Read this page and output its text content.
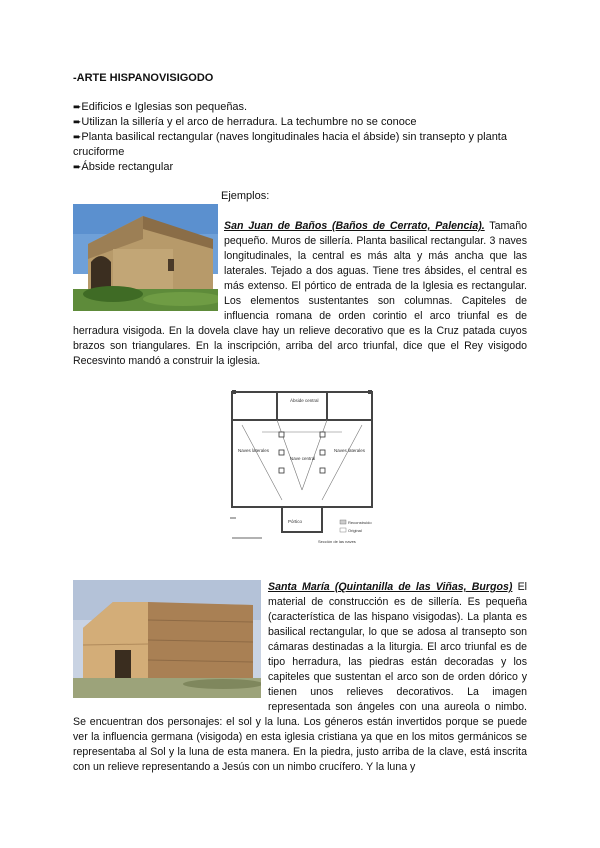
-ARTE HISPANOVISIGODO
➨Edificios e Iglesias son pequeñas.
➨Utilizan la sillería y el arco de herradura. La techumbre no se conoce
➨Planta basilical rectangular (naves longitudinales hacia el ábside) sin transepto y planta cruciforme
➨Ábside rectangular
Ejemplos:
San Juan de Baños (Baños de Cerrato, Palencia). Tamaño pequeño. Muros de sillería. Planta basilical rectangular. 3 naves longitudinales, la central es más alta y más ancha que las laterales. Tejado a dos aguas. Tiene tres ábsides, el central es más extenso. El pórtico de entrada de la Iglesia es rectangular. Los elementos sustentantes son columnas. Capiteles de influencia romana de orden corintio el arco triunfal es de herradura visigoda. En la dovela clave hay un relieve decorativo que es la Cruz patada cuyos brazos son triangulares. En la inscripción, arriba del arco triunfal, dice que el Rey visigodo Recesvinto mandó a construir la iglesia.
Ábside central
Naves laterales	Naves laterales
Nave central
Pórtico	Reconstruido
Original
Sección de las naves
Santa María (Quintanilla de las Viñas, Burgos) El material de construcción es de sillería. Es pequeña (característica de las hispano visigodas). La planta es basilical rectangular, lo que se adosa al transepto son cámaras destinadas a la liturgia. El arco triunfal es de tipo herradura, las piedras están decoradas y los capiteles que sustentan el arco son de orden dórico y tienen unos relieves decorativos. La imagen representada son ángeles con una aureola o nimbo. Se encuentran dos personajes: el sol y la luna. Los géneros están invertidos porque se puede ver la influencia germana (visigoda) en esta iglesia cristiana ya que en los mitos germánicos se representaba al Sol y la luna de esta manera. En la piedra, justo arriba de la clave, está inscrita con un relieve representando a Jesús con un nimbo crucífero. Y la luna y
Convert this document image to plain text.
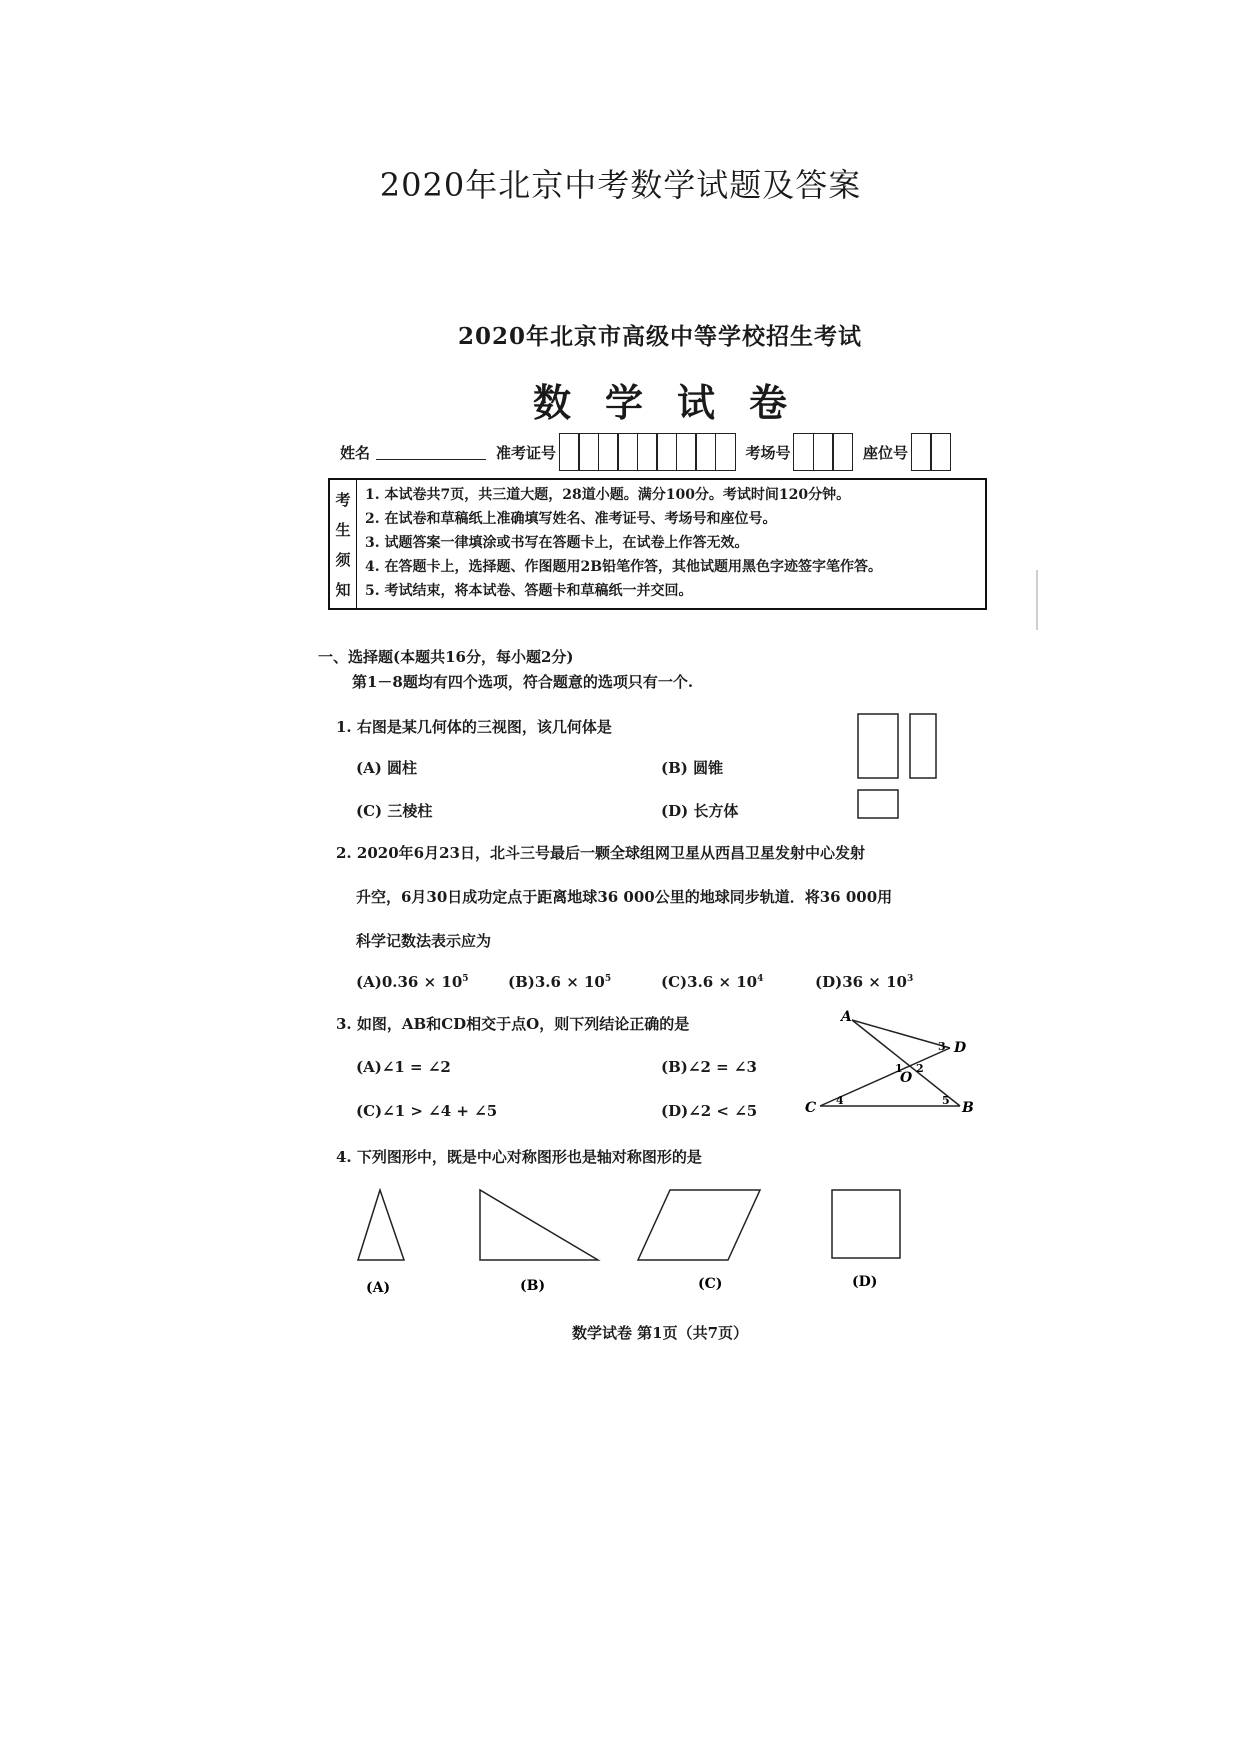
2020年北京中考数学试题及答案
2020年北京市高级中等学校招生考试
数学试卷
姓名	准考证号	考场号	座位号
考
生
须
知
1. 本试卷共7页，共三道大题，28道小题。满分100分。考试时间120分钟。
2. 在试卷和草稿纸上准确填写姓名、准考证号、考场号和座位号。
3. 试题答案一律填涂或书写在答题卡上，在试卷上作答无效。
4. 在答题卡上，选择题、作图题用2B铅笔作答，其他试题用黑色字迹签字笔作答。
5. 考试结束，将本试卷、答题卡和草稿纸一并交回。
一、选择题(本题共16分，每小题2分)
第1－8题均有四个选项，符合题意的选项只有一个.
1. 右图是某几何体的三视图，该几何体是
(A) 圆柱	(B) 圆锥
(C) 三棱柱	(D) 长方体
2. 2020年6月23日，北斗三号最后一颗全球组网卫星从西昌卫星发射中心发射
升空，6月30日成功定点于距离地球36 000公里的地球同步轨道．将36 000用
科学记数法表示应为
$(A)0.36 \times 10^5$	$(B)3.6 \times 10^5$	$(C)3.6 \times 10^4$	$(D)36 \times 10^3$
3. 如图，AB和CD相交于点O，则下列结论正确的是
(A)∠1 = ∠2	(B)∠2 = ∠3
(C)∠1 > ∠4 + ∠5	(D)∠2 < ∠5
A
D
C	B
O
1 2
3
4	5
4. 下列图形中，既是中心对称图形也是轴对称图形的是
(A)	(B)	(C)	(D)
数学试卷 第1页（共7页）
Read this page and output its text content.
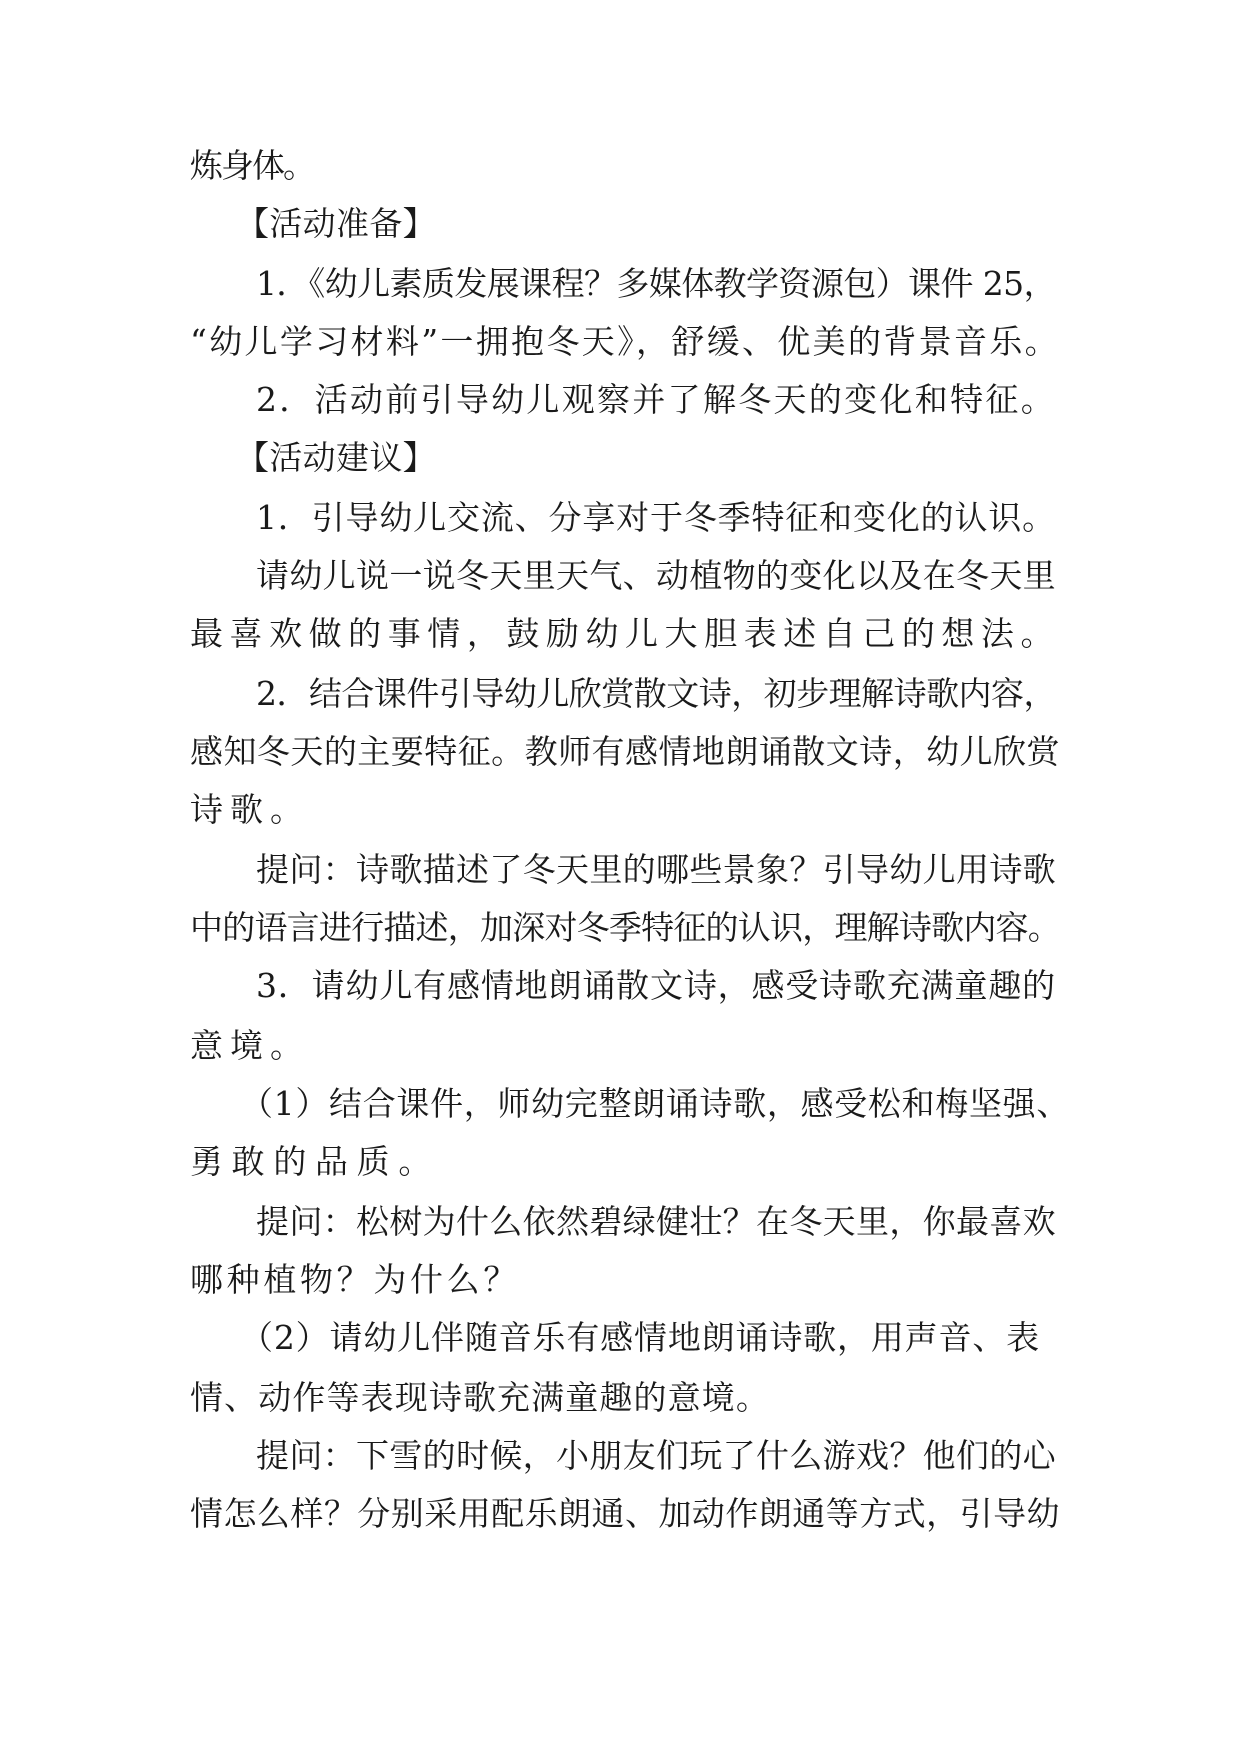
炼身体。
【活动准备】
1．《幼儿素质发展课程？多媒体教学资源包）课件 25，
“幼儿学习材料”一拥抱冬天》，舒缓、优美的背景音乐。
2．活动前引导幼儿观察并了解冬天的变化和特征。
【活动建议】
1．引导幼儿交流、分享对于冬季特征和变化的认识。
请幼儿说一说冬天里天气、动植物的变化以及在冬天里
最喜欢做的事情，鼓励幼儿大胆表述自己的想法。
2．结合课件引导幼儿欣赏散文诗，初步理解诗歌内容，
感知冬天的主要特征。教师有感情地朗诵散文诗，幼儿欣赏
诗歌。
提问：诗歌描述了冬天里的哪些景象？引导幼儿用诗歌
中的语言进行描述，加深对冬季特征的认识，理解诗歌内容。
3．请幼儿有感情地朗诵散文诗，感受诗歌充满童趣的
意境。
（1）结合课件，师幼完整朗诵诗歌，感受松和梅坚强、
勇敢的品质。
提问：松树为什么依然碧绿健壮？在冬天里，你最喜欢
哪种植物？为什么？
（2）请幼儿伴随音乐有感情地朗诵诗歌，用声音、表
情、动作等表现诗歌充满童趣的意境。
提问：下雪的时候，小朋友们玩了什么游戏？他们的心
情怎么样？分别采用配乐朗通、加动作朗通等方式，引导幼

TASK DESCRIPTION: Extract, from the material above, each line holding the word "transepto".

WRITTEN RESPONSE:
➨Planta basilical rectangular (naves longitudinales hacia el ábside) sin transepto y planta cruciforme
Santa María (Quintanilla de las Viñas, Burgos) El material de construcción es de sillería. Es pequeña (característica de las hispano visigodas). La planta es basilical rectangular, lo que se adosa al transepto son cámaras destinadas a la liturgia. El arco triunfal es de tipo herradura, las piedras están decoradas y los capiteles que sustentan el arco son de orden dórico y tienen unos relieves decorativos. La imagen representada son ángeles con una aureola o nimbo. Se encuentran dos personajes: el sol y la luna. Los géneros están invertidos porque se puede ver la influencia germana (visigoda) en esta iglesia cristiana ya que en los mitos germánicos se representaba al Sol y la luna de esta manera. En la piedra, justo arriba de la clave, está inscrita con un relieve representando a Jesús con un nimbo crucífero. Y la luna y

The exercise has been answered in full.